TASK GOAL
List each line of the data that holds the string "Distancia".

··· RAW RECORDS

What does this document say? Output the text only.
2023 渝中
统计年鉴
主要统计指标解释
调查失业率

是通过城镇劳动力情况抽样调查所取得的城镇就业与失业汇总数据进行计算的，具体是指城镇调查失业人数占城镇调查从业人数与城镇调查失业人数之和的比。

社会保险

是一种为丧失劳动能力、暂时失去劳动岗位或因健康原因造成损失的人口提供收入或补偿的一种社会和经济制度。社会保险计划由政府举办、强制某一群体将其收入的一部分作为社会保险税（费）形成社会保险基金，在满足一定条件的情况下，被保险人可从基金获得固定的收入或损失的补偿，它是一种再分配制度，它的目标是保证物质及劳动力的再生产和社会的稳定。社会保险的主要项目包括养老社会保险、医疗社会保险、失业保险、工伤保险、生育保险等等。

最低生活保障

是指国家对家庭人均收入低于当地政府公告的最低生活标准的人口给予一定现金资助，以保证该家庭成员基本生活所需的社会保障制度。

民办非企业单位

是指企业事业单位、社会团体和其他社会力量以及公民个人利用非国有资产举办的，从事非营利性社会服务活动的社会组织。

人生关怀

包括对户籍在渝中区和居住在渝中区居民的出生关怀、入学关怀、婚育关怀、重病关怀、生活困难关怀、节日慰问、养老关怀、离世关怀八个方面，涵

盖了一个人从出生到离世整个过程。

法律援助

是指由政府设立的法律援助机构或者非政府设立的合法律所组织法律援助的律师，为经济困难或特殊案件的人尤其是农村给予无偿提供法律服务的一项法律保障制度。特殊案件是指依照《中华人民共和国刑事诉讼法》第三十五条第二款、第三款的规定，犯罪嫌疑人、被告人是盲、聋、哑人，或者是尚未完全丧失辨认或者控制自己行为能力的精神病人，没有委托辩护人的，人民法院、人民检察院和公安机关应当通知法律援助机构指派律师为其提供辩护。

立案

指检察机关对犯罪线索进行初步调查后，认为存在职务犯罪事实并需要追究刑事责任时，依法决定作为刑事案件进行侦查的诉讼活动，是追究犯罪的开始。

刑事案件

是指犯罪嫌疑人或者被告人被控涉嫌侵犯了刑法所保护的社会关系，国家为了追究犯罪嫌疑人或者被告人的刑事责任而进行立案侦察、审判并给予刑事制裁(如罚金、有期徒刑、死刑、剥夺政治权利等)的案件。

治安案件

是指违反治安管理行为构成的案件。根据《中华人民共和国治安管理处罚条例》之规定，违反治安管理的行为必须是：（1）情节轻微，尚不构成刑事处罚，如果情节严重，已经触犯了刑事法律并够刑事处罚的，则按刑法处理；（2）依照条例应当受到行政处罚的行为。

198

······
··· RAW RECORDS

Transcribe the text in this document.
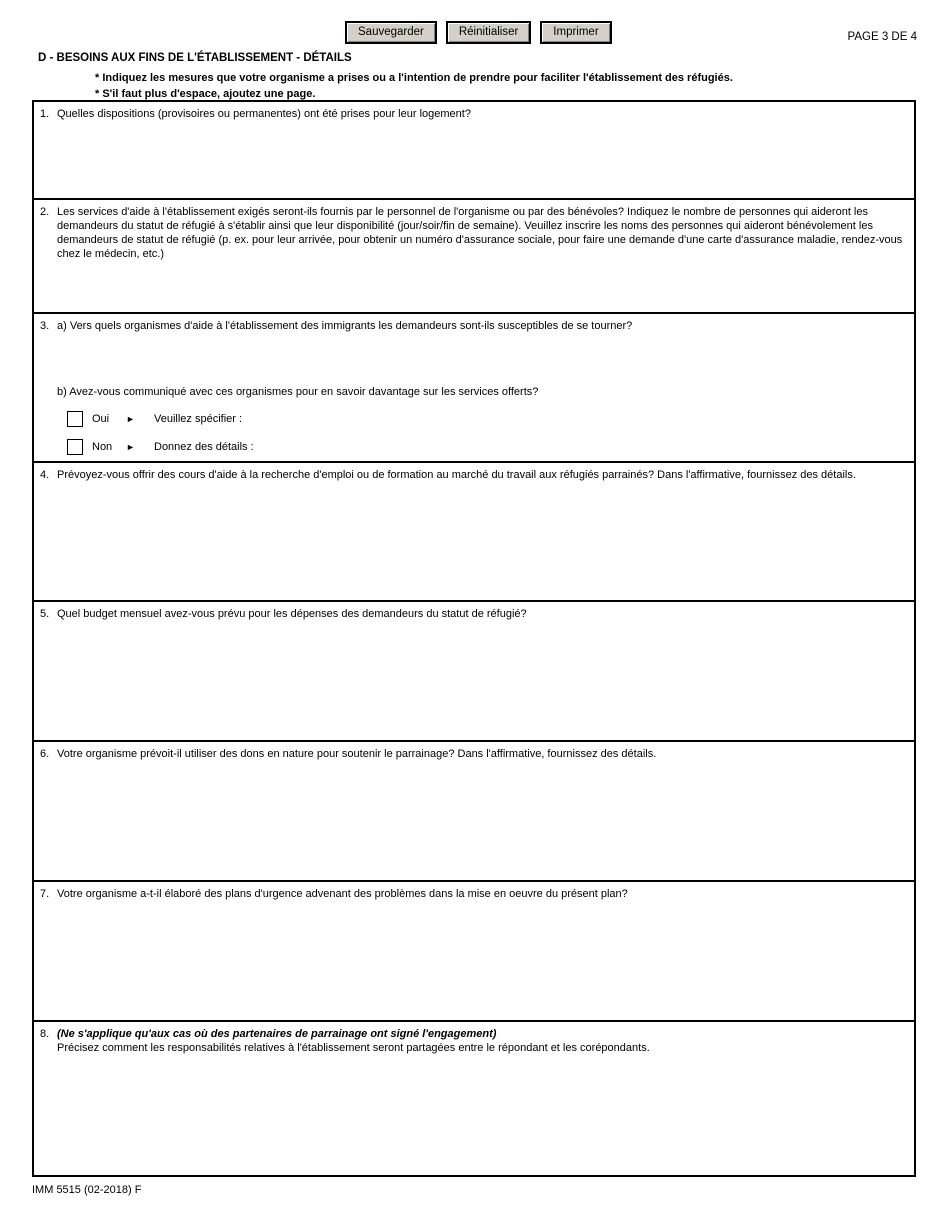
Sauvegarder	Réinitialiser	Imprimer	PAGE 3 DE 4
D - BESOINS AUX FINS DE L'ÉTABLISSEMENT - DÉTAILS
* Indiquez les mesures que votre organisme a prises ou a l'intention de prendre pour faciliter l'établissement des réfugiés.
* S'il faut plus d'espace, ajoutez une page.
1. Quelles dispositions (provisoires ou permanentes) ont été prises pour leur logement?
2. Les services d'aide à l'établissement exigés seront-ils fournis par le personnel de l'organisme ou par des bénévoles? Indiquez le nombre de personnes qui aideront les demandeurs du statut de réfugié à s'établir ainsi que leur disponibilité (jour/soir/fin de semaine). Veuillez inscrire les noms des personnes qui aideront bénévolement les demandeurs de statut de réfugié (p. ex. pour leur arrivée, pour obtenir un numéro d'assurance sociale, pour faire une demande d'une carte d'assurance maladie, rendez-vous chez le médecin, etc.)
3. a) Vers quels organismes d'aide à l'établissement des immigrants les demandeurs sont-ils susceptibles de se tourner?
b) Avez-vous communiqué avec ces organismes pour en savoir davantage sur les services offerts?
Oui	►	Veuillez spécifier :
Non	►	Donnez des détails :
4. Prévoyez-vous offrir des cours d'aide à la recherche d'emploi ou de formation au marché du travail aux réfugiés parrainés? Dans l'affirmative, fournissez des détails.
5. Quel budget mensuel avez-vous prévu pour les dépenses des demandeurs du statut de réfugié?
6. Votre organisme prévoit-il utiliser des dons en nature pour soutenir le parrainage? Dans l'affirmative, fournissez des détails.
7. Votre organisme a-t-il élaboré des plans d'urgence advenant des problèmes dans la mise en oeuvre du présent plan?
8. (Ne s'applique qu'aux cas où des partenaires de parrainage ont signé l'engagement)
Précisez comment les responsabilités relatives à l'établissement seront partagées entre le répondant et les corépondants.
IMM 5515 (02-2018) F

······
··· RAW RECORDS

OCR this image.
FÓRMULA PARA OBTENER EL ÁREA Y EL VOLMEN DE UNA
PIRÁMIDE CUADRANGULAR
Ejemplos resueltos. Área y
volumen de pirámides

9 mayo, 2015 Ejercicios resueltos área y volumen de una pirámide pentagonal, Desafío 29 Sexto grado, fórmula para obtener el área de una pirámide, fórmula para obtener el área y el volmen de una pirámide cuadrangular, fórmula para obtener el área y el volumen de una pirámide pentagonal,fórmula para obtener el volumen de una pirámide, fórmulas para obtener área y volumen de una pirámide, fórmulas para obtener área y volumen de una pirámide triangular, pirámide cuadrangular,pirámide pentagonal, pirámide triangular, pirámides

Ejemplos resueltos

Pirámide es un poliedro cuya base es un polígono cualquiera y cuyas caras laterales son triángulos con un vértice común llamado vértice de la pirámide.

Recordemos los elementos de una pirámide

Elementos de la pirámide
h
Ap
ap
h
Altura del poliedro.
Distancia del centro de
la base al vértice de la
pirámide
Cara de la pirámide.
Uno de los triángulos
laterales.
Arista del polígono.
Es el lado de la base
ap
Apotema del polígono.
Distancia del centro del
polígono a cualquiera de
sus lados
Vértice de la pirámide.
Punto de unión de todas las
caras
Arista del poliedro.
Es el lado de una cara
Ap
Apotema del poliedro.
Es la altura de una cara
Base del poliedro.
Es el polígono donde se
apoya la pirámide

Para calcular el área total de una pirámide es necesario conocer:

······

FINAL ANSWER
Distancia del centro de
Distancia del centro del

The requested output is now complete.